● **WHAT YOU ARE ASKED TO DO**
Repeat the lines below exactly as they appear, but leave out the images.

● **DATA PROVIDED**
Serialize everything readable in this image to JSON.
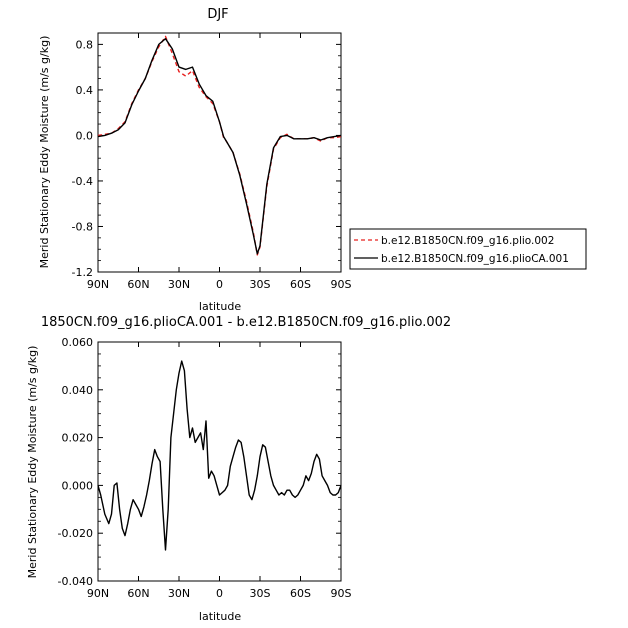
{
  "chart_data": [
    {
      "type": "line",
      "title": "DJF",
      "xlabel": "latitude",
      "ylabel": "Merid Stationary Eddy Moisture (m/s g/kg)",
      "x_ticks": [
        "90N",
        "60N",
        "30N",
        "0",
        "30S",
        "60S",
        "90S"
      ],
      "y_ticks": [
        "-1.2",
        "-0.8",
        "-0.4",
        "0.0",
        "0.4",
        "0.8"
      ],
      "xlim": [
        90,
        -90
      ],
      "ylim": [
        -1.2,
        0.9
      ],
      "legend_position": "right",
      "series": [
        {
          "name": "b.e12.B1850CN.f09_g16.plio.002",
          "color": "#e8201f",
          "dash": "dashed",
          "x": [
            90,
            85,
            80,
            75,
            70,
            65,
            60,
            55,
            50,
            45,
            40,
            35,
            30,
            25,
            20,
            15,
            10,
            5,
            0,
            -3,
            -5,
            -10,
            -15,
            -20,
            -25,
            -28,
            -30,
            -35,
            -40,
            -45,
            -50,
            -55,
            -60,
            -65,
            -70,
            -75,
            -80,
            -85,
            -90
          ],
          "y": [
            0,
            0.01,
            0.02,
            0.06,
            0.12,
            0.28,
            0.4,
            0.5,
            0.65,
            0.78,
            0.87,
            0.72,
            0.56,
            0.52,
            0.57,
            0.42,
            0.34,
            0.28,
            0.12,
            -0.02,
            -0.05,
            -0.15,
            -0.34,
            -0.58,
            -0.85,
            -1.05,
            -0.98,
            -0.45,
            -0.12,
            -0.02,
            0.01,
            -0.03,
            -0.03,
            -0.03,
            -0.02,
            -0.05,
            -0.02,
            -0.02,
            -0.01
          ]
        },
        {
          "name": "b.e12.B1850CN.f09_g16.plioCA.001",
          "color": "#000000",
          "dash": "solid",
          "x": [
            90,
            85,
            80,
            75,
            70,
            65,
            60,
            55,
            50,
            45,
            40,
            35,
            30,
            25,
            20,
            15,
            10,
            5,
            0,
            -3,
            -5,
            -10,
            -15,
            -20,
            -25,
            -28,
            -30,
            -35,
            -40,
            -45,
            -50,
            -55,
            -60,
            -65,
            -70,
            -75,
            -80,
            -85,
            -90
          ],
          "y": [
            -0.01,
            0,
            0.02,
            0.05,
            0.11,
            0.27,
            0.39,
            0.5,
            0.66,
            0.8,
            0.85,
            0.76,
            0.6,
            0.58,
            0.6,
            0.45,
            0.35,
            0.3,
            0.12,
            -0.01,
            -0.05,
            -0.15,
            -0.35,
            -0.6,
            -0.87,
            -1.04,
            -0.97,
            -0.43,
            -0.11,
            -0.01,
            0,
            -0.03,
            -0.03,
            -0.03,
            -0.02,
            -0.04,
            -0.02,
            -0.01,
            0
          ]
        }
      ]
    },
    {
      "type": "line",
      "title": "1850CN.f09_g16.plioCA.001 - b.e12.B1850CN.f09_g16.plio.002",
      "xlabel": "latitude",
      "ylabel": "Merid Stationary Eddy Moisture (m/s g/kg)",
      "x_ticks": [
        "90N",
        "60N",
        "30N",
        "0",
        "30S",
        "60S",
        "90S"
      ],
      "y_ticks": [
        "-0.040",
        "-0.020",
        "0.000",
        "0.020",
        "0.040",
        "0.060"
      ],
      "xlim": [
        90,
        -90
      ],
      "ylim": [
        -0.04,
        0.06
      ],
      "series": [
        {
          "color": "#000000",
          "dash": "solid",
          "x": [
            90,
            88,
            85,
            82,
            80,
            78,
            76,
            74,
            72,
            70,
            68,
            66,
            64,
            62,
            60,
            58,
            56,
            54,
            52,
            50,
            48,
            46,
            44,
            42,
            40,
            38,
            36,
            34,
            32,
            30,
            28,
            26,
            24,
            22,
            20,
            18,
            16,
            14,
            12,
            10,
            8,
            6,
            4,
            2,
            0,
            -2,
            -4,
            -6,
            -8,
            -10,
            -12,
            -14,
            -16,
            -18,
            -20,
            -22,
            -24,
            -26,
            -28,
            -30,
            -32,
            -34,
            -36,
            -38,
            -40,
            -42,
            -44,
            -46,
            -48,
            -50,
            -52,
            -54,
            -56,
            -58,
            -60,
            -62,
            -64,
            -66,
            -68,
            -70,
            -72,
            -74,
            -76,
            -78,
            -80,
            -82,
            -84,
            -86,
            -88,
            -90
          ],
          "y": [
            0,
            -0.004,
            -0.012,
            -0.016,
            -0.012,
            0,
            0.001,
            -0.01,
            -0.018,
            -0.021,
            -0.016,
            -0.01,
            -0.006,
            -0.008,
            -0.01,
            -0.013,
            -0.009,
            -0.004,
            0.002,
            0.009,
            0.015,
            0.012,
            0.01,
            -0.01,
            -0.027,
            -0.01,
            0.02,
            0.03,
            0.04,
            0.047,
            0.052,
            0.048,
            0.032,
            0.02,
            0.024,
            0.018,
            0.02,
            0.022,
            0.015,
            0.027,
            0.003,
            0.006,
            0.004,
            0,
            -0.004,
            -0.003,
            -0.002,
            0,
            0.008,
            0.012,
            0.016,
            0.019,
            0.018,
            0.012,
            0.004,
            -0.004,
            -0.006,
            -0.002,
            0.004,
            0.012,
            0.017,
            0.016,
            0.01,
            0.004,
            0,
            -0.002,
            -0.004,
            -0.003,
            -0.004,
            -0.002,
            -0.002,
            -0.004,
            -0.005,
            -0.004,
            -0.002,
            0,
            0.004,
            0.002,
            0.005,
            0.01,
            0.013,
            0.011,
            0.004,
            0.002,
            0,
            -0.003,
            -0.004,
            -0.004,
            -0.003,
            0
          ]
        }
      ]
    }
  ]
}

● **SOLUTION**
Serialize everything readable in this image to JSON.
{
  "chart_data": [
    {
      "type": "line",
      "title": "DJF",
      "xlabel": "latitude",
      "ylabel": "Merid Stationary Eddy Moisture (m/s g/kg)",
      "x_ticks": [
        "90N",
        "60N",
        "30N",
        "0",
        "30S",
        "60S",
        "90S"
      ],
      "y_ticks": [
        "-1.2",
        "-0.8",
        "-0.4",
        "0.0",
        "0.4",
        "0.8"
      ],
      "xlim": [
        90,
        -90
      ],
      "ylim": [
        -1.2,
        0.9
      ],
      "legend_position": "right",
      "series": [
        {
          "name": "b.e12.B1850CN.f09_g16.plio.002",
          "color": "#e8201f",
          "dash": "dashed",
          "x": [
            90,
            85,
            80,
            75,
            70,
            65,
            60,
            55,
            50,
            45,
            40,
            35,
            30,
            25,
            20,
            15,
            10,
            5,
            0,
            -3,
            -5,
            -10,
            -15,
            -20,
            -25,
            -28,
            -30,
            -35,
            -40,
            -45,
            -50,
            -55,
            -60,
            -65,
            -70,
            -75,
            -80,
            -85,
            -90
          ],
          "y": [
            0,
            0.01,
            0.02,
            0.06,
            0.12,
            0.28,
            0.4,
            0.5,
            0.65,
            0.78,
            0.87,
            0.72,
            0.56,
            0.52,
            0.57,
            0.42,
            0.34,
            0.28,
            0.12,
            -0.02,
            -0.05,
            -0.15,
            -0.34,
            -0.58,
            -0.85,
            -1.05,
            -0.98,
            -0.45,
            -0.12,
            -0.02,
            0.01,
            -0.03,
            -0.03,
            -0.03,
            -0.02,
            -0.05,
            -0.02,
            -0.02,
            -0.01
          ]
        },
        {
          "name": "b.e12.B1850CN.f09_g16.plioCA.001",
          "color": "#000000",
          "dash": "solid",
          "x": [
            90,
            85,
            80,
            75,
            70,
            65,
            60,
            55,
            50,
            45,
            40,
            35,
            30,
            25,
            20,
            15,
            10,
            5,
            0,
            -3,
            -5,
            -10,
            -15,
            -20,
            -25,
            -28,
            -30,
            -35,
            -40,
            -45,
            -50,
            -55,
            -60,
            -65,
            -70,
            -75,
            -80,
            -85,
            -90
          ],
          "y": [
            -0.01,
            0,
            0.02,
            0.05,
            0.11,
            0.27,
            0.39,
            0.5,
            0.66,
            0.8,
            0.85,
            0.76,
            0.6,
            0.58,
            0.6,
            0.45,
            0.35,
            0.3,
            0.12,
            -0.01,
            -0.05,
            -0.15,
            -0.35,
            -0.6,
            -0.87,
            -1.04,
            -0.97,
            -0.43,
            -0.11,
            -0.01,
            0,
            -0.03,
            -0.03,
            -0.03,
            -0.02,
            -0.04,
            -0.02,
            -0.01,
            0
          ]
        }
      ]
    },
    {
      "type": "line",
      "title": "1850CN.f09_g16.plioCA.001 - b.e12.B1850CN.f09_g16.plio.002",
      "xlabel": "latitude",
      "ylabel": "Merid Stationary Eddy Moisture (m/s g/kg)",
      "x_ticks": [
        "90N",
        "60N",
        "30N",
        "0",
        "30S",
        "60S",
        "90S"
      ],
      "y_ticks": [
        "-0.040",
        "-0.020",
        "0.000",
        "0.020",
        "0.040",
        "0.060"
      ],
      "xlim": [
        90,
        -90
      ],
      "ylim": [
        -0.04,
        0.06
      ],
      "series": [
        {
          "color": "#000000",
          "dash": "solid",
          "x": [
            90,
            88,
            85,
            82,
            80,
            78,
            76,
            74,
            72,
            70,
            68,
            66,
            64,
            62,
            60,
            58,
            56,
            54,
            52,
            50,
            48,
            46,
            44,
            42,
            40,
            38,
            36,
            34,
            32,
            30,
            28,
            26,
            24,
            22,
            20,
            18,
            16,
            14,
            12,
            10,
            8,
            6,
            4,
            2,
            0,
            -2,
            -4,
            -6,
            -8,
            -10,
            -12,
            -14,
            -16,
            -18,
            -20,
            -22,
            -24,
            -26,
            -28,
            -30,
            -32,
            -34,
            -36,
            -38,
            -40,
            -42,
            -44,
            -46,
            -48,
            -50,
            -52,
            -54,
            -56,
            -58,
            -60,
            -62,
            -64,
            -66,
            -68,
            -70,
            -72,
            -74,
            -76,
            -78,
            -80,
            -82,
            -84,
            -86,
            -88,
            -90
          ],
          "y": [
            0,
            -0.004,
            -0.012,
            -0.016,
            -0.012,
            0,
            0.001,
            -0.01,
            -0.018,
            -0.021,
            -0.016,
            -0.01,
            -0.006,
            -0.008,
            -0.01,
            -0.013,
            -0.009,
            -0.004,
            0.002,
            0.009,
            0.015,
            0.012,
            0.01,
            -0.01,
            -0.027,
            -0.01,
            0.02,
            0.03,
            0.04,
            0.047,
            0.052,
            0.048,
            0.032,
            0.02,
            0.024,
            0.018,
            0.02,
            0.022,
            0.015,
            0.027,
            0.003,
            0.006,
            0.004,
            0,
            -0.004,
            -0.003,
            -0.002,
            0,
            0.008,
            0.012,
            0.016,
            0.019,
            0.018,
            0.012,
            0.004,
            -0.004,
            -0.006,
            -0.002,
            0.004,
            0.012,
            0.017,
            0.016,
            0.01,
            0.004,
            0,
            -0.002,
            -0.004,
            -0.003,
            -0.004,
            -0.002,
            -0.002,
            -0.004,
            -0.005,
            -0.004,
            -0.002,
            0,
            0.004,
            0.002,
            0.005,
            0.01,
            0.013,
            0.011,
            0.004,
            0.002,
            0,
            -0.003,
            -0.004,
            -0.004,
            -0.003,
            0
          ]
        }
      ]
    }
  ]
}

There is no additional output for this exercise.